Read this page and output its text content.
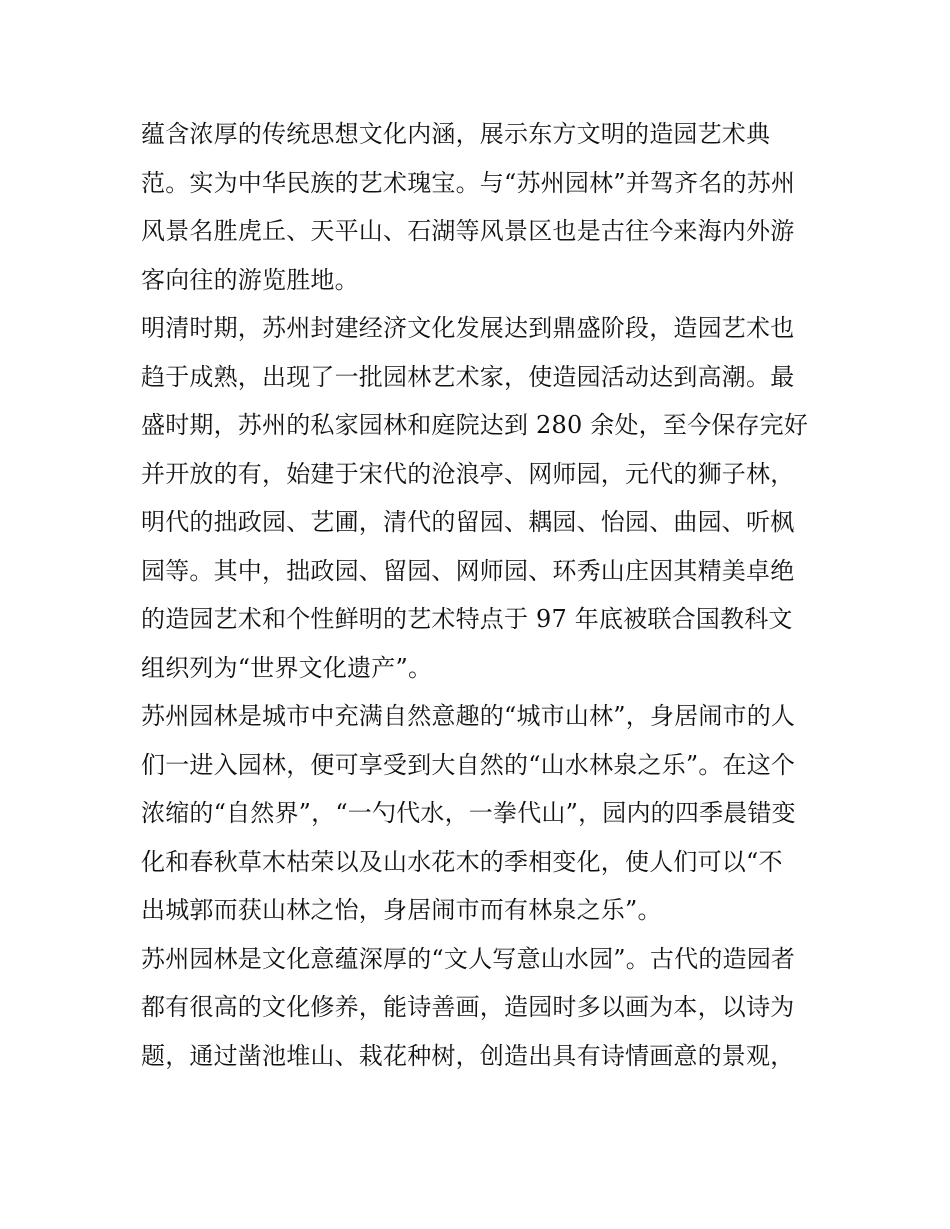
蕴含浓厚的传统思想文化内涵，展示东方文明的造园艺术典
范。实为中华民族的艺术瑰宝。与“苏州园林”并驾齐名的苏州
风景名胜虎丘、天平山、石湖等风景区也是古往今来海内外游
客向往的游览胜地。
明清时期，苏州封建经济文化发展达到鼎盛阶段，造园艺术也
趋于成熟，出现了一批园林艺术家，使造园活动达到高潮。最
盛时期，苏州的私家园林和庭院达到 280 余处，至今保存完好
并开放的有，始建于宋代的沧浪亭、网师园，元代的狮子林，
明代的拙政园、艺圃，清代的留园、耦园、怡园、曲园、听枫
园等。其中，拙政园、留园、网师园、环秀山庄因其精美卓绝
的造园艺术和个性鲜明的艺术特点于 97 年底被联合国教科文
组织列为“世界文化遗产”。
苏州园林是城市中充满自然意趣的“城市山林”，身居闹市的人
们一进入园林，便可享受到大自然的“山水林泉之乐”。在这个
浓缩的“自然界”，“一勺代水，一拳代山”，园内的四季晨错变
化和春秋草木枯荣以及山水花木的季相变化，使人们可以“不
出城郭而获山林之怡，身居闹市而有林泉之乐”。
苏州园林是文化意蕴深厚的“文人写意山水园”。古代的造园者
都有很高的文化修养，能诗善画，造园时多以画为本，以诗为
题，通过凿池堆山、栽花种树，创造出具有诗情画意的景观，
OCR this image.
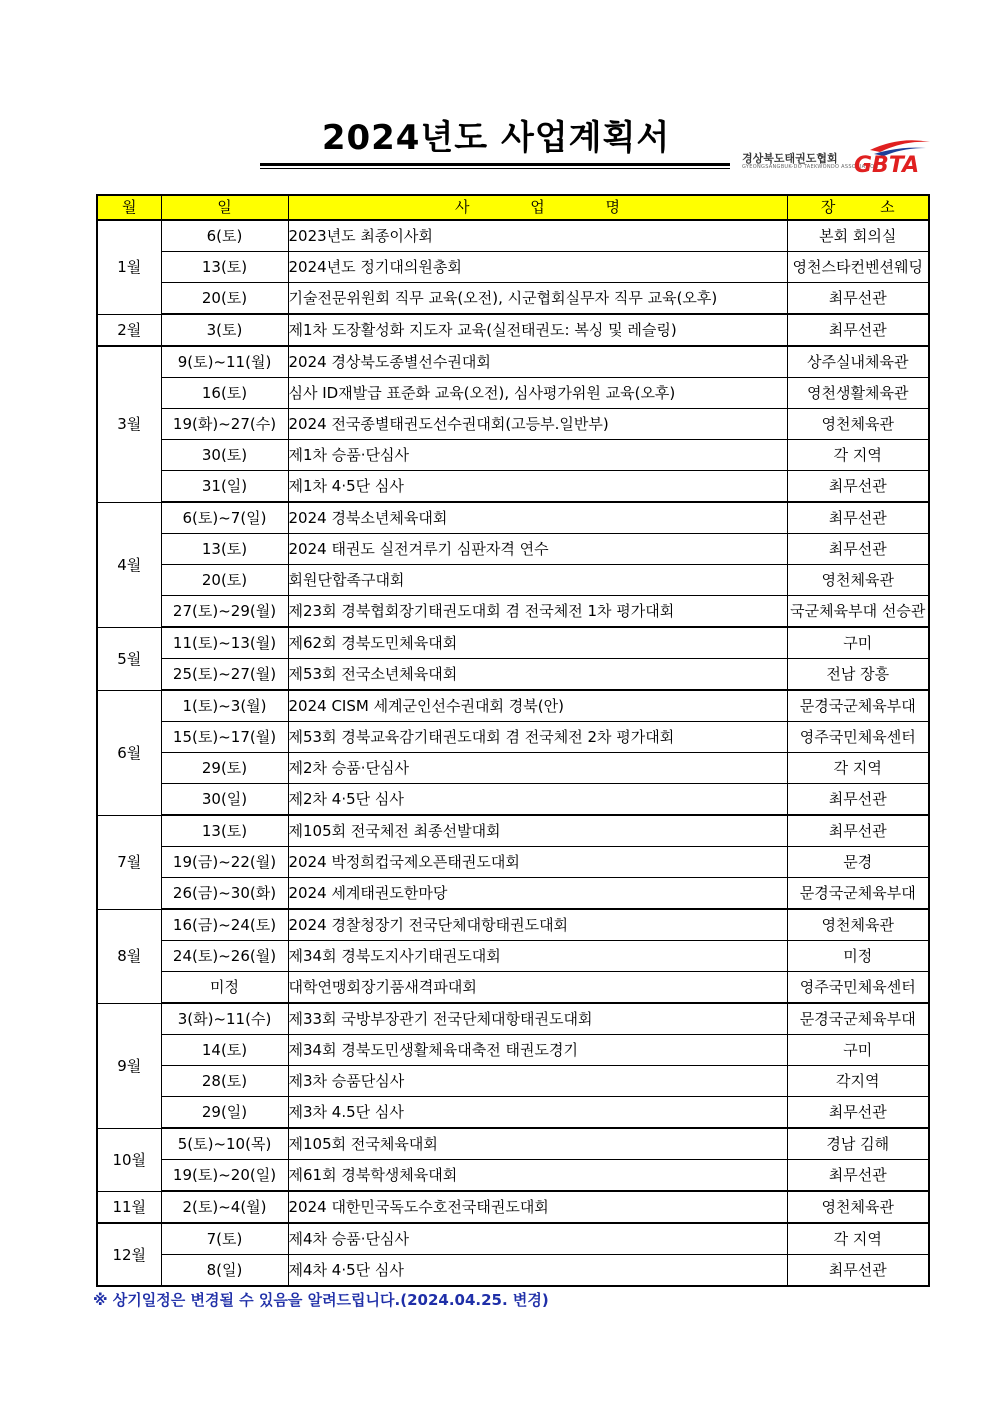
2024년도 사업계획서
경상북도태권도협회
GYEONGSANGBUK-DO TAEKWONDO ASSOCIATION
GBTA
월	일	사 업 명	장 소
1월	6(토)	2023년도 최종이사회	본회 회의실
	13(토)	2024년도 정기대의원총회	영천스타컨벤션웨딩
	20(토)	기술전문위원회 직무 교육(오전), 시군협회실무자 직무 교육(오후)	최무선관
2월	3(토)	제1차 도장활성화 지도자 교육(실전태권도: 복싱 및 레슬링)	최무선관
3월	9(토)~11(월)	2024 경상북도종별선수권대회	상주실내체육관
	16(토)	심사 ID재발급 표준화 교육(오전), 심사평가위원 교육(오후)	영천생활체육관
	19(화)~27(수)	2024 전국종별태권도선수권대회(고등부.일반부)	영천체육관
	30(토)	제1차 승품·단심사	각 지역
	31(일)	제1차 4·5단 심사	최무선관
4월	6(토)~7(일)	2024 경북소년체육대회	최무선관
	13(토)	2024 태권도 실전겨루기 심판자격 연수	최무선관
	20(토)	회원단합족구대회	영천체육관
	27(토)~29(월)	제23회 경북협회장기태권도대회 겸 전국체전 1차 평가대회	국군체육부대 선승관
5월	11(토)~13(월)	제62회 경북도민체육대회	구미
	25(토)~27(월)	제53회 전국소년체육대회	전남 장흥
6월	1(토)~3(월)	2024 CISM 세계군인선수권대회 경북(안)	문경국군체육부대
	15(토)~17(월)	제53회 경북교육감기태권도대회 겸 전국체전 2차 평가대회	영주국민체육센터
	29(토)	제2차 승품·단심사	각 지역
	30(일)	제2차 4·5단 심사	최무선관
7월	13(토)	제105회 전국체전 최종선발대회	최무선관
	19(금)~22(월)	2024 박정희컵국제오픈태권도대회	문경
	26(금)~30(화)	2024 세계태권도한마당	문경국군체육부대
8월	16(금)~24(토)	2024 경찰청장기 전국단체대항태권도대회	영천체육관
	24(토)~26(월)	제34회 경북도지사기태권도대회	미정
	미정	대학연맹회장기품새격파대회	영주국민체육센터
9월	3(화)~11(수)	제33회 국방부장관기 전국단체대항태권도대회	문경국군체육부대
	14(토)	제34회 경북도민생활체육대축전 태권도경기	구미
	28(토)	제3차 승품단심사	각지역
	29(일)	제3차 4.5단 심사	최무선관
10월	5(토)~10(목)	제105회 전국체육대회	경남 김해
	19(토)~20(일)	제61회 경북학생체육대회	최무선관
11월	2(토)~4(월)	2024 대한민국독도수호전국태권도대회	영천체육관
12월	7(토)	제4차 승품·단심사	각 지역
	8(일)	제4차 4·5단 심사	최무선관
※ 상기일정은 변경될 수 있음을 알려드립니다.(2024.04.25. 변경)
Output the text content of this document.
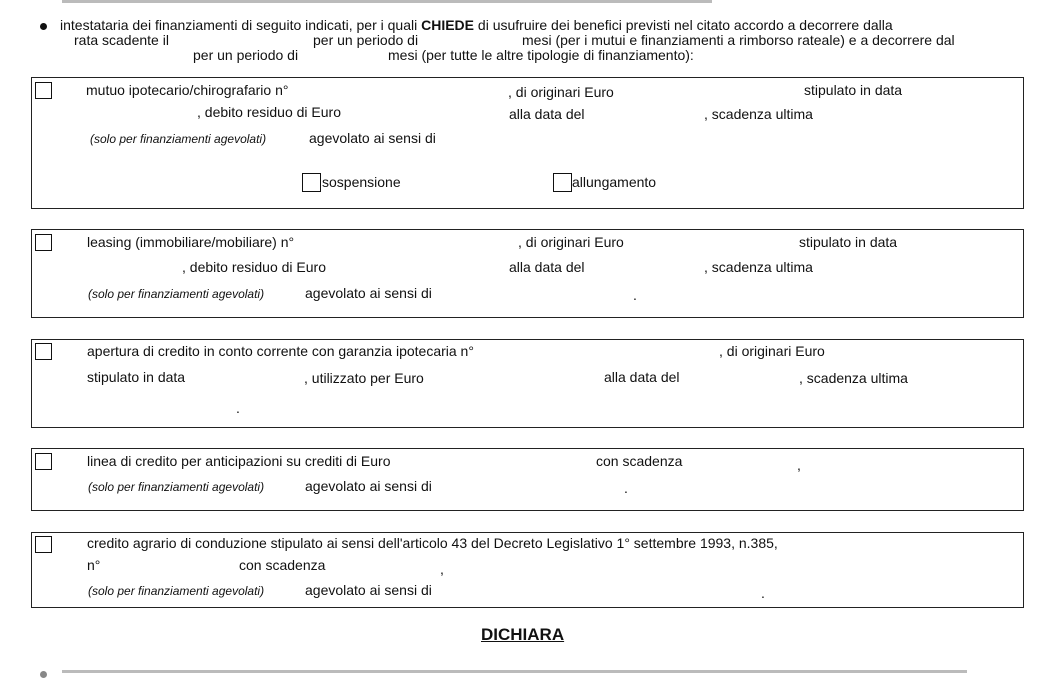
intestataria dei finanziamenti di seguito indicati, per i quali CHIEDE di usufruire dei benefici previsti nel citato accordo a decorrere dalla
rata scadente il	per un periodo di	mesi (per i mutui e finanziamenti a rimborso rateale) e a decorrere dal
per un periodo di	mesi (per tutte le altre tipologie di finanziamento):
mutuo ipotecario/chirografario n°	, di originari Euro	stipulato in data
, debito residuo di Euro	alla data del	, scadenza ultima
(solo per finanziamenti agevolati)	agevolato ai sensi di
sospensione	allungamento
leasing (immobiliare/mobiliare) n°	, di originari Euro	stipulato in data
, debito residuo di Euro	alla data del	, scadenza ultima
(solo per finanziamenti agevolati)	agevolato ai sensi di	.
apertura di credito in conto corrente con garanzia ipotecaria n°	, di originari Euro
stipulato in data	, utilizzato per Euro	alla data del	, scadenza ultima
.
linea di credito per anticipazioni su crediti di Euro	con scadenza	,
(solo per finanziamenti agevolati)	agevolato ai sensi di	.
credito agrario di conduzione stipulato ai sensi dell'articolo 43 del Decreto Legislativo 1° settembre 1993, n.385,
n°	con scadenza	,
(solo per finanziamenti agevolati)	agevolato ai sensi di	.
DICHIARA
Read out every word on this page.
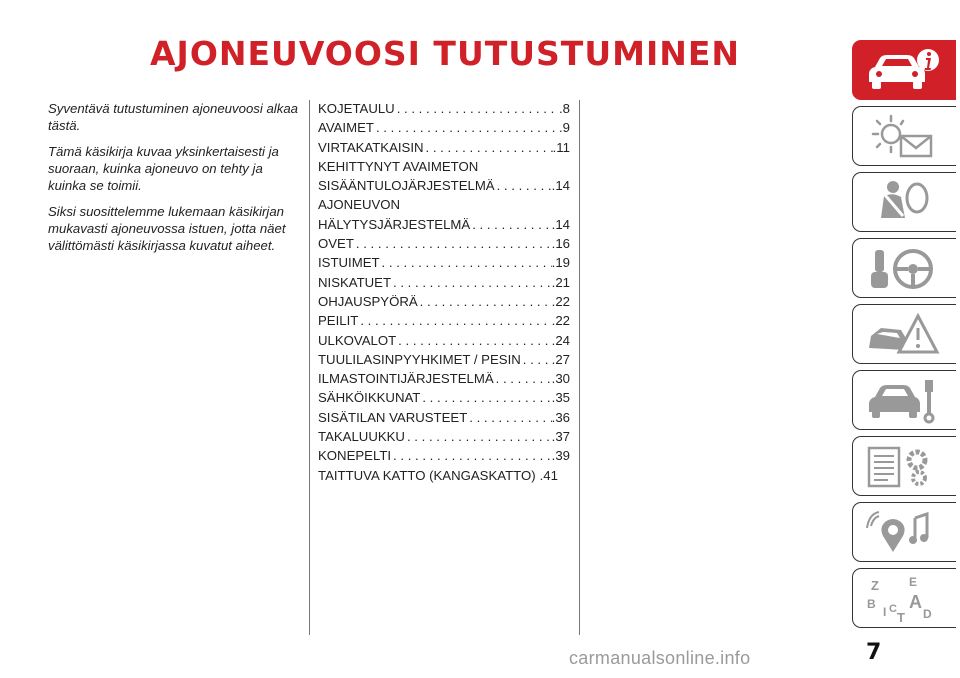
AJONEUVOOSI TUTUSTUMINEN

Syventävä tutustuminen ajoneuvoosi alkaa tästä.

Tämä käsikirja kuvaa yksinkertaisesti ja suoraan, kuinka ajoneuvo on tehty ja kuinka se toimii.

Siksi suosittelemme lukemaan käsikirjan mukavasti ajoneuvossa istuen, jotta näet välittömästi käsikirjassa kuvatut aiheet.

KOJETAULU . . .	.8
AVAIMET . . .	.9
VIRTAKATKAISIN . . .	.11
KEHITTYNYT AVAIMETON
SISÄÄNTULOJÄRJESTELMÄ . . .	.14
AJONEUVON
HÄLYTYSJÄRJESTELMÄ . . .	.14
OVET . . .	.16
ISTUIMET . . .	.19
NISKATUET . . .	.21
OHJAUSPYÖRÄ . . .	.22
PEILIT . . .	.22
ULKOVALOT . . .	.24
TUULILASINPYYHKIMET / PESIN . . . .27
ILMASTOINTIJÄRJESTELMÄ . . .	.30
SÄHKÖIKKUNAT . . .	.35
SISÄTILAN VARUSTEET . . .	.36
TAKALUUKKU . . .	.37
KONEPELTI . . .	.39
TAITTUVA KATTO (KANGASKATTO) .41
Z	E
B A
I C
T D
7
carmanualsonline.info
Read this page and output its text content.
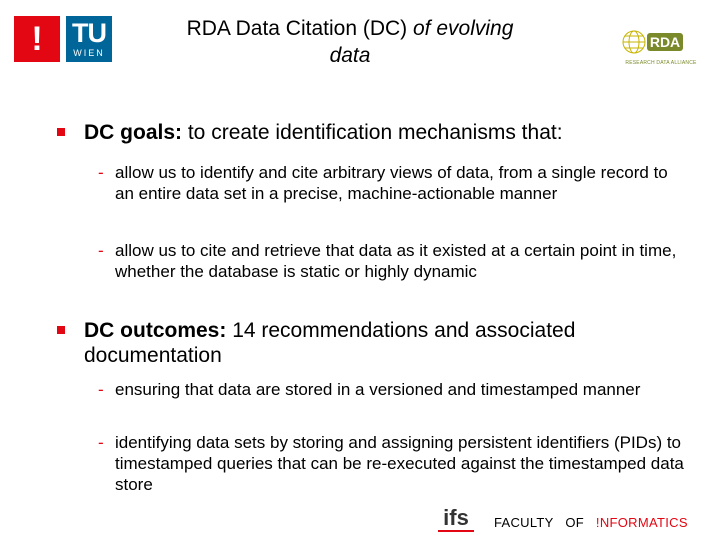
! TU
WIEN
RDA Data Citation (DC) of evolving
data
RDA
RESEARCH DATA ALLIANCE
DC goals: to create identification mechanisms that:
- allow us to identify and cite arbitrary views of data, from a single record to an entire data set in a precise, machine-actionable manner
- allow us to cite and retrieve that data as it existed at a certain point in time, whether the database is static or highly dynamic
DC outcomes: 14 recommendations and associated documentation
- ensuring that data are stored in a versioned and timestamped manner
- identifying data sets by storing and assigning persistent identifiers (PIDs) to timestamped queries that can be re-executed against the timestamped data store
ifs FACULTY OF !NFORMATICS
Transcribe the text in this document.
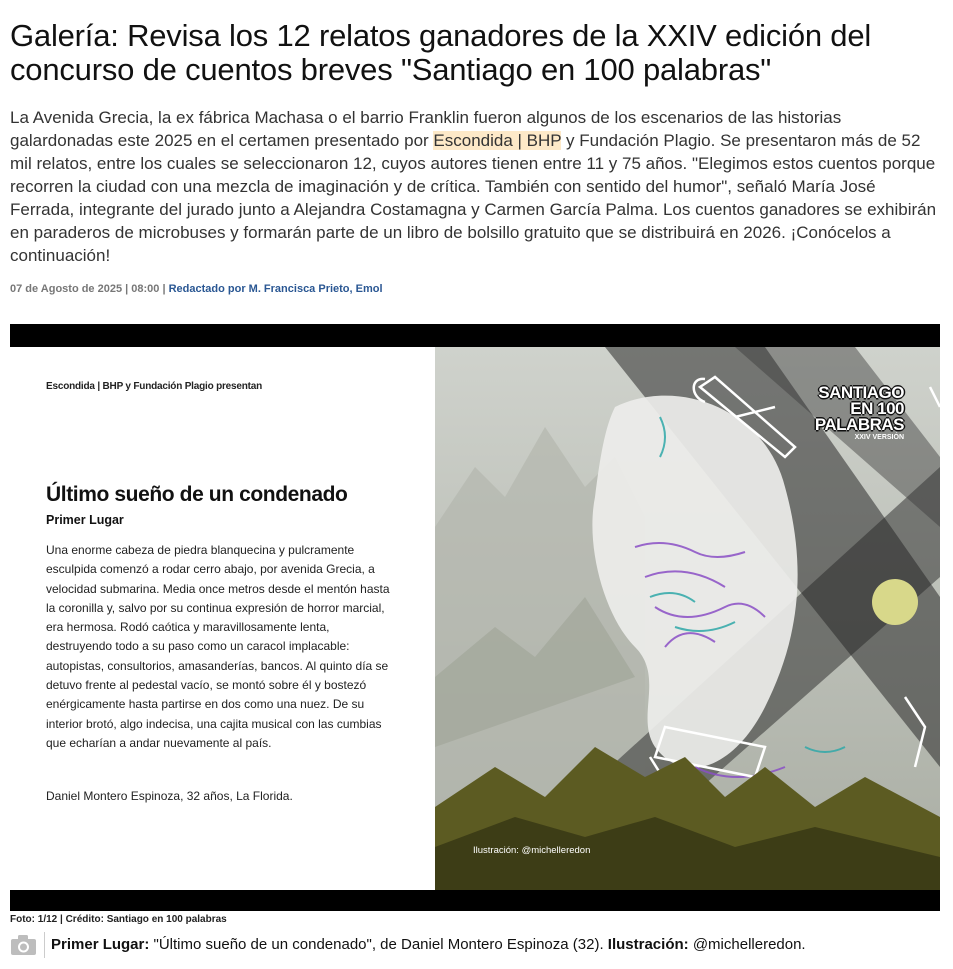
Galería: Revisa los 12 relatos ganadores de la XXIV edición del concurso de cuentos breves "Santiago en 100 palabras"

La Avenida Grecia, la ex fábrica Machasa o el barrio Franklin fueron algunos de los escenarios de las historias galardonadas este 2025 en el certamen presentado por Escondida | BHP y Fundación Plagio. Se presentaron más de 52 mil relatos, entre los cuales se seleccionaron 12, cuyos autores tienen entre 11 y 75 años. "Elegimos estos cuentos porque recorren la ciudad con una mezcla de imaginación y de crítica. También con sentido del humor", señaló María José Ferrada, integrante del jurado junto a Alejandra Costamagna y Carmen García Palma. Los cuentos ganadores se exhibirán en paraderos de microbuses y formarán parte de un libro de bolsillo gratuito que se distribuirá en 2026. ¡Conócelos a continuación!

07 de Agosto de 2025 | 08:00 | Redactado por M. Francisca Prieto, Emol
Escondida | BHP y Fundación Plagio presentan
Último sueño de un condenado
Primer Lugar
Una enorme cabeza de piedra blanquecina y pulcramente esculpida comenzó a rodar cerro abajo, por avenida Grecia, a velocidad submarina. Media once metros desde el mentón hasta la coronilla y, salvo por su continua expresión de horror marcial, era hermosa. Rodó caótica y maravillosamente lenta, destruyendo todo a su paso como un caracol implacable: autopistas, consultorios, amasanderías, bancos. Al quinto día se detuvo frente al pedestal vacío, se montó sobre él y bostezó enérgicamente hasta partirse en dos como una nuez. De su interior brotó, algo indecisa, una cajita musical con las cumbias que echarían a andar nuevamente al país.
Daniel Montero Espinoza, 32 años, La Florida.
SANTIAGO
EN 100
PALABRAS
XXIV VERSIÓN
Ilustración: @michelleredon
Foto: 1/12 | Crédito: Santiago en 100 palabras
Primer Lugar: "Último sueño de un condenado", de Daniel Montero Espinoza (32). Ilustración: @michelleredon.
☆ ☆ ☆
Collect the lines that hold "mesi".

TASK OUTPUT ::
rata scadente il	per un periodo di	mesi (per i mutui e finanziamenti a rimborso rateale) e a decorrere dal
per un periodo di	mesi (per tutte le altre tipologie di finanziamento):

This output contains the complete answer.